* **TO DO**: Return the data without changes, from its first line through the line with "message-button[interactable]: ✉: [261, 330, 282, 347]", both lines included.

* **DATA ENTRIES**:
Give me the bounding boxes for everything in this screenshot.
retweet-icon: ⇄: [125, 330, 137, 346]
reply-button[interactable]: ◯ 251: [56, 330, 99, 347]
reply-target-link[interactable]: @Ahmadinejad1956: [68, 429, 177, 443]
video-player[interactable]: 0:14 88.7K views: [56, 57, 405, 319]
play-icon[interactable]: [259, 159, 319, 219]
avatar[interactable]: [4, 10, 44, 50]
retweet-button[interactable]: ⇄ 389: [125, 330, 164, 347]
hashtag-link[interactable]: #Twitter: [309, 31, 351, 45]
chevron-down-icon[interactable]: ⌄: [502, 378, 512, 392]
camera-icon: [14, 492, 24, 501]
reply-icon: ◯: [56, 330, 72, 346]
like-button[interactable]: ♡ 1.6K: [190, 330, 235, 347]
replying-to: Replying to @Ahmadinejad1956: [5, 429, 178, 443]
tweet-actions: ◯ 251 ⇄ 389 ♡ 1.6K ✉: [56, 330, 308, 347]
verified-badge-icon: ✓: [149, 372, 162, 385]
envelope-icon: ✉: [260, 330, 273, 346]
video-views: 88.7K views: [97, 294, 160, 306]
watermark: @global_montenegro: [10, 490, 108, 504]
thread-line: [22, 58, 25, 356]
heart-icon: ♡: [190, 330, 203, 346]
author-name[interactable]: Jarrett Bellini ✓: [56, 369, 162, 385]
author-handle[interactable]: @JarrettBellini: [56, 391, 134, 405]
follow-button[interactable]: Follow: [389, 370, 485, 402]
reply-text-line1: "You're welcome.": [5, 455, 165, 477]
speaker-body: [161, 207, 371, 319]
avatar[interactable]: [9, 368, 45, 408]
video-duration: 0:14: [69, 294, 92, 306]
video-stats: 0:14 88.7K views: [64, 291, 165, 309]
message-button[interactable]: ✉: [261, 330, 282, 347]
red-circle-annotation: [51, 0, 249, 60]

* **COMPLETED TASK**:
Give me the bounding boxes for everything in this screenshot.
retweet-icon: ⇄: [125, 330, 137, 346]
reply-button[interactable]: ◯ 251: [56, 330, 99, 347]
reply-target-link[interactable]: @Ahmadinejad1956: [68, 429, 177, 443]
video-player[interactable]: 0:14 88.7K views: [56, 57, 405, 319]
play-icon[interactable]: [259, 159, 319, 219]
avatar[interactable]: [4, 10, 44, 50]
retweet-button[interactable]: ⇄ 389: [125, 330, 164, 347]
hashtag-link[interactable]: #Twitter: [309, 31, 351, 45]
chevron-down-icon[interactable]: ⌄: [502, 378, 512, 392]
camera-icon: [14, 492, 24, 501]
reply-icon: ◯: [56, 330, 72, 346]
like-button[interactable]: ♡ 1.6K: [190, 330, 235, 347]
replying-to: Replying to @Ahmadinejad1956: [5, 429, 178, 443]
tweet-actions: ◯ 251 ⇄ 389 ♡ 1.6K ✉: [56, 330, 308, 347]
verified-badge-icon: ✓: [149, 372, 162, 385]
envelope-icon: ✉: [260, 330, 273, 346]
video-views: 88.7K views: [97, 294, 160, 306]
watermark: @global_montenegro: [10, 490, 108, 504]
thread-line: [22, 58, 25, 356]
heart-icon: ♡: [190, 330, 203, 346]
author-name[interactable]: Jarrett Bellini ✓: [56, 369, 162, 385]
author-handle[interactable]: @JarrettBellini: [56, 391, 134, 405]
follow-button[interactable]: Follow: [389, 370, 485, 402]
reply-text-line1: "You're welcome.": [5, 455, 165, 477]
speaker-body: [161, 207, 371, 319]
avatar[interactable]: [9, 368, 45, 408]
video-duration: 0:14: [69, 294, 92, 306]
video-stats: 0:14 88.7K views: [64, 291, 165, 309]
message-button[interactable]: ✉: [261, 330, 282, 347]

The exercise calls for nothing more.